Every record below is to be retyped exactly.
** start of Stored records **
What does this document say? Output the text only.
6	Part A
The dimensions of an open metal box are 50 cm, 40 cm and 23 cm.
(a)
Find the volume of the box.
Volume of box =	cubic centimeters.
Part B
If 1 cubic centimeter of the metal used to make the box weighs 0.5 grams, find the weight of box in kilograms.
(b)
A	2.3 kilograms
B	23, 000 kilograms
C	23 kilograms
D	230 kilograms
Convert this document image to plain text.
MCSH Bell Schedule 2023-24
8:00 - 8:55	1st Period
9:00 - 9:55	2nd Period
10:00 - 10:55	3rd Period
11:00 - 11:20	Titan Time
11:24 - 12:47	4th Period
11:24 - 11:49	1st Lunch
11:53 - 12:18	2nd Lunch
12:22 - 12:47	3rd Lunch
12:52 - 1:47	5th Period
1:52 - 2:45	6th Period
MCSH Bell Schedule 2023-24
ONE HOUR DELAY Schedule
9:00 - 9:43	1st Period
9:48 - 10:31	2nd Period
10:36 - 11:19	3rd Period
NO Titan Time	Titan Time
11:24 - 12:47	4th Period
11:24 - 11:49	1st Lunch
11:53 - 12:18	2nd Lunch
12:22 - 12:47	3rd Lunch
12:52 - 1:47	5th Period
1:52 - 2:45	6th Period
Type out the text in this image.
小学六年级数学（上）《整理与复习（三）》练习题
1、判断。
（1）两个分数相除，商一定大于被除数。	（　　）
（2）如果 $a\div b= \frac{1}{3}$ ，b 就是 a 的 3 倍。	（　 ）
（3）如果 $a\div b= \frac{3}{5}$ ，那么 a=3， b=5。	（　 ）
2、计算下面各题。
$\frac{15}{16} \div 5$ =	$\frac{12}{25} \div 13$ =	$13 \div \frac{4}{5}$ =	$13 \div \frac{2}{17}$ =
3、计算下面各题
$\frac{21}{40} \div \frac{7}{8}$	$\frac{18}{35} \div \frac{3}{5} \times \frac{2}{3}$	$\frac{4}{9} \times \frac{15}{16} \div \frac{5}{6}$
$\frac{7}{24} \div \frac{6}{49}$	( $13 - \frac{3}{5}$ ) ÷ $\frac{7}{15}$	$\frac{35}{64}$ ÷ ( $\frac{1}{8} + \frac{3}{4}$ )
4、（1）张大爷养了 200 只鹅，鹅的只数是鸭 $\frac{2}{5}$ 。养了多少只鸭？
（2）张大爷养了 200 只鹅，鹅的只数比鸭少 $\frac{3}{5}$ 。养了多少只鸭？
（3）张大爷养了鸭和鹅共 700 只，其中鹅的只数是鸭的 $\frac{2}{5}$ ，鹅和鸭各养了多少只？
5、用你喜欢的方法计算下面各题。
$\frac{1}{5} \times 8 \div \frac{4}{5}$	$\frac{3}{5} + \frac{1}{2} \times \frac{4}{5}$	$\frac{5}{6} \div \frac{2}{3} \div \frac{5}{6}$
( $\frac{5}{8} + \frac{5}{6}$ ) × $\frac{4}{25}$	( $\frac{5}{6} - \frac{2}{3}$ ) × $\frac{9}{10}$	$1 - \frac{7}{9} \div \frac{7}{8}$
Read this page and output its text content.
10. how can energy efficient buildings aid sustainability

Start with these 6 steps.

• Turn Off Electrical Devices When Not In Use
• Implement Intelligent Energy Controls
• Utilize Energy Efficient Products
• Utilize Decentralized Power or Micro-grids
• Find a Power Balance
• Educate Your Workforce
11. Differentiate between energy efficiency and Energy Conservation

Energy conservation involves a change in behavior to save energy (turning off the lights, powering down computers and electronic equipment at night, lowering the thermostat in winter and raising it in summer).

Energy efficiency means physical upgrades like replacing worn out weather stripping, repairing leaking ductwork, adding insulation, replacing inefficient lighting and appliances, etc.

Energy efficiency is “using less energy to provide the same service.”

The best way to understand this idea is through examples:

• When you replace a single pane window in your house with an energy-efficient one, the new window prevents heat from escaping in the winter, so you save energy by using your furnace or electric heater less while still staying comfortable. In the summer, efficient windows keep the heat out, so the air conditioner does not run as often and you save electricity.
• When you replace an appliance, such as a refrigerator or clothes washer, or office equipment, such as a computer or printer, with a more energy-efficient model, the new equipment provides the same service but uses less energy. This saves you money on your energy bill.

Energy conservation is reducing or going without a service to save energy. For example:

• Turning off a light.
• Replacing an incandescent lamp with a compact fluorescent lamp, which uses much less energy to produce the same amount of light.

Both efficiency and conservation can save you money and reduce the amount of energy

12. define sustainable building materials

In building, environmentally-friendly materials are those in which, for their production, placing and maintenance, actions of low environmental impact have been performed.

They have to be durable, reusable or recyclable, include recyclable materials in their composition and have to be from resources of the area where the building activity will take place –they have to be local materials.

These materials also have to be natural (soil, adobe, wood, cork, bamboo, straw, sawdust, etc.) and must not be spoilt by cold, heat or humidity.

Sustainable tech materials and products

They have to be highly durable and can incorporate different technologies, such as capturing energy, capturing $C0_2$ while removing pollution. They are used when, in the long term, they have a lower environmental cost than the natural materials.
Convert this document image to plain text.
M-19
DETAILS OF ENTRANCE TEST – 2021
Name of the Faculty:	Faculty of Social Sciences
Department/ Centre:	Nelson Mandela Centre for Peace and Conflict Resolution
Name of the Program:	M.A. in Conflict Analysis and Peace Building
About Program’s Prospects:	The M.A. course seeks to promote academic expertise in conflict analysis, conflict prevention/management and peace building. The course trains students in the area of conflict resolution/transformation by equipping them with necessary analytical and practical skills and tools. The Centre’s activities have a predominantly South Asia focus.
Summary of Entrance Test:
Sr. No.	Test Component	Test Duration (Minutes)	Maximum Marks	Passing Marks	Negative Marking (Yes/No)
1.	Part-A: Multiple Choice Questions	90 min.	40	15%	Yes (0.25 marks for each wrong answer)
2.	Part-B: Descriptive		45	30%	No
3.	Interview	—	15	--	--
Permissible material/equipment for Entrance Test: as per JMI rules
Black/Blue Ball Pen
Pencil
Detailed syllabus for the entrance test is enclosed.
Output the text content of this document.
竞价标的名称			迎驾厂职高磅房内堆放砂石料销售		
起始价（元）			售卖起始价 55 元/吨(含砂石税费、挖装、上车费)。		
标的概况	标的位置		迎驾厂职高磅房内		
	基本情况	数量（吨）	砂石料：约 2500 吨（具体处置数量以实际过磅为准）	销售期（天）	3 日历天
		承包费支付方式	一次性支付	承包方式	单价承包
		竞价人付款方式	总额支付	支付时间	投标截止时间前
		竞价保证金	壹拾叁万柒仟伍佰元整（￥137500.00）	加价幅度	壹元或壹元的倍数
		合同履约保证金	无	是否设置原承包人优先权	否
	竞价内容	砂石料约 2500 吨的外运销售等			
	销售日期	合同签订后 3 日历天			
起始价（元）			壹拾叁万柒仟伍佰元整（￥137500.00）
** end of Stored records **
* _Exercise result_:
What does this document say? Output the text only.
6	Part A
The dimensions of an open metal box are 50 cm, 40 cm and 23 cm.
(a)
Find the volume of the box.
Volume of box =	cubic centimeters.
Part B
If 1 cubic centimeter of the metal used to make the box weighs 0.5 grams, find the weight of box in kilograms.
(b)
A	2.3 kilograms
B	23, 000 kilograms
C	23 kilograms
D	230 kilograms
Convert this document image to plain text.
MCSH Bell Schedule 2023-24
8:00 - 8:55	1st Period
9:00 - 9:55	2nd Period
10:00 - 10:55	3rd Period
11:00 - 11:20	Titan Time
11:24 - 12:47	4th Period
11:24 - 11:49	1st Lunch
11:53 - 12:18	2nd Lunch
12:22 - 12:47	3rd Lunch
12:52 - 1:47	5th Period
1:52 - 2:45	6th Period
MCSH Bell Schedule 2023-24
ONE HOUR DELAY Schedule
9:00 - 9:43	1st Period
9:48 - 10:31	2nd Period
10:36 - 11:19	3rd Period
NO Titan Time	Titan Time
11:24 - 12:47	4th Period
11:24 - 11:49	1st Lunch
11:53 - 12:18	2nd Lunch
12:22 - 12:47	3rd Lunch
12:52 - 1:47	5th Period
1:52 - 2:45	6th Period
Type out the text in this image.
小学六年级数学（上）《整理与复习（三）》练习题
1、判断。
（1）两个分数相除，商一定大于被除数。	（　　）
（2）如果 $a\div b= \frac{1}{3}$ ，b 就是 a 的 3 倍。	（　 ）
（3）如果 $a\div b= \frac{3}{5}$ ，那么 a=3， b=5。	（　 ）
2、计算下面各题。
$\frac{15}{16} \div 5$ =	$\frac{12}{25} \div 13$ =	$13 \div \frac{4}{5}$ =	$13 \div \frac{2}{17}$ =
3、计算下面各题
$\frac{21}{40} \div \frac{7}{8}$	$\frac{18}{35} \div \frac{3}{5} \times \frac{2}{3}$	$\frac{4}{9} \times \frac{15}{16} \div \frac{5}{6}$
$\frac{7}{24} \div \frac{6}{49}$	( $13 - \frac{3}{5}$ ) ÷ $\frac{7}{15}$	$\frac{35}{64}$ ÷ ( $\frac{1}{8} + \frac{3}{4}$ )
4、（1）张大爷养了 200 只鹅，鹅的只数是鸭 $\frac{2}{5}$ 。养了多少只鸭？
（2）张大爷养了 200 只鹅，鹅的只数比鸭少 $\frac{3}{5}$ 。养了多少只鸭？
（3）张大爷养了鸭和鹅共 700 只，其中鹅的只数是鸭的 $\frac{2}{5}$ ，鹅和鸭各养了多少只？
5、用你喜欢的方法计算下面各题。
$\frac{1}{5} \times 8 \div \frac{4}{5}$	$\frac{3}{5} + \frac{1}{2} \times \frac{4}{5}$	$\frac{5}{6} \div \frac{2}{3} \div \frac{5}{6}$
( $\frac{5}{8} + \frac{5}{6}$ ) × $\frac{4}{25}$	( $\frac{5}{6} - \frac{2}{3}$ ) × $\frac{9}{10}$	$1 - \frac{7}{9} \div \frac{7}{8}$
Read this page and output its text content.
10. how can energy efficient buildings aid sustainability

Start with these 6 steps.

• Turn Off Electrical Devices When Not In Use
• Implement Intelligent Energy Controls
• Utilize Energy Efficient Products
• Utilize Decentralized Power or Micro-grids
• Find a Power Balance
• Educate Your Workforce
11. Differentiate between energy efficiency and Energy Conservation

Energy conservation involves a change in behavior to save energy (turning off the lights, powering down computers and electronic equipment at night, lowering the thermostat in winter and raising it in summer).

Energy efficiency means physical upgrades like replacing worn out weather stripping, repairing leaking ductwork, adding insulation, replacing inefficient lighting and appliances, etc.

Energy efficiency is “using less energy to provide the same service.”

The best way to understand this idea is through examples:

• When you replace a single pane window in your house with an energy-efficient one, the new window prevents heat from escaping in the winter, so you save energy by using your furnace or electric heater less while still staying comfortable. In the summer, efficient windows keep the heat out, so the air conditioner does not run as often and you save electricity.
• When you replace an appliance, such as a refrigerator or clothes washer, or office equipment, such as a computer or printer, with a more energy-efficient model, the new equipment provides the same service but uses less energy. This saves you money on your energy bill.

Energy conservation is reducing or going without a service to save energy. For example:

• Turning off a light.
• Replacing an incandescent lamp with a compact fluorescent lamp, which uses much less energy to produce the same amount of light.

Both efficiency and conservation can save you money and reduce the amount of energy

12. define sustainable building materials

In building, environmentally-friendly materials are those in which, for their production, placing and maintenance, actions of low environmental impact have been performed.

They have to be durable, reusable or recyclable, include recyclable materials in their composition and have to be from resources of the area where the building activity will take place –they have to be local materials.

These materials also have to be natural (soil, adobe, wood, cork, bamboo, straw, sawdust, etc.) and must not be spoilt by cold, heat or humidity.

Sustainable tech materials and products

They have to be highly durable and can incorporate different technologies, such as capturing energy, capturing $C0_2$ while removing pollution. They are used when, in the long term, they have a lower environmental cost than the natural materials.
Convert this document image to plain text.
M-19
DETAILS OF ENTRANCE TEST – 2021
Name of the Faculty:	Faculty of Social Sciences
Department/ Centre:	Nelson Mandela Centre for Peace and Conflict Resolution
Name of the Program:	M.A. in Conflict Analysis and Peace Building
About Program’s Prospects:	The M.A. course seeks to promote academic expertise in conflict analysis, conflict prevention/management and peace building. The course trains students in the area of conflict resolution/transformation by equipping them with necessary analytical and practical skills and tools. The Centre’s activities have a predominantly South Asia focus.
Summary of Entrance Test:
Sr. No.	Test Component	Test Duration (Minutes)	Maximum Marks	Passing Marks	Negative Marking (Yes/No)
1.	Part-A: Multiple Choice Questions	90 min.	40	15%	Yes (0.25 marks for each wrong answer)
2.	Part-B: Descriptive		45	30%	No
3.	Interview	—	15	--	--
Permissible material/equipment for Entrance Test: as per JMI rules
Black/Blue Ball Pen
Pencil
Detailed syllabus for the entrance test is enclosed.
Output the text content of this document.
竞价标的名称			迎驾厂职高磅房内堆放砂石料销售		
起始价（元）			售卖起始价 55 元/吨(含砂石税费、挖装、上车费)。		
标的概况	标的位置		迎驾厂职高磅房内		
	基本情况	数量（吨）	砂石料：约 2500 吨（具体处置数量以实际过磅为准）	销售期（天）	3 日历天
		承包费支付方式	一次性支付	承包方式	单价承包
		竞价人付款方式	总额支付	支付时间	投标截止时间前
		竞价保证金	壹拾叁万柒仟伍佰元整（￥137500.00）	加价幅度	壹元或壹元的倍数
		合同履约保证金	无	是否设置原承包人优先权	否
	竞价内容	砂石料约 2500 吨的外运销售等			
	销售日期	合同签订后 3 日历天			
起始价（元）			壹拾叁万柒仟伍佰元整（￥137500.00）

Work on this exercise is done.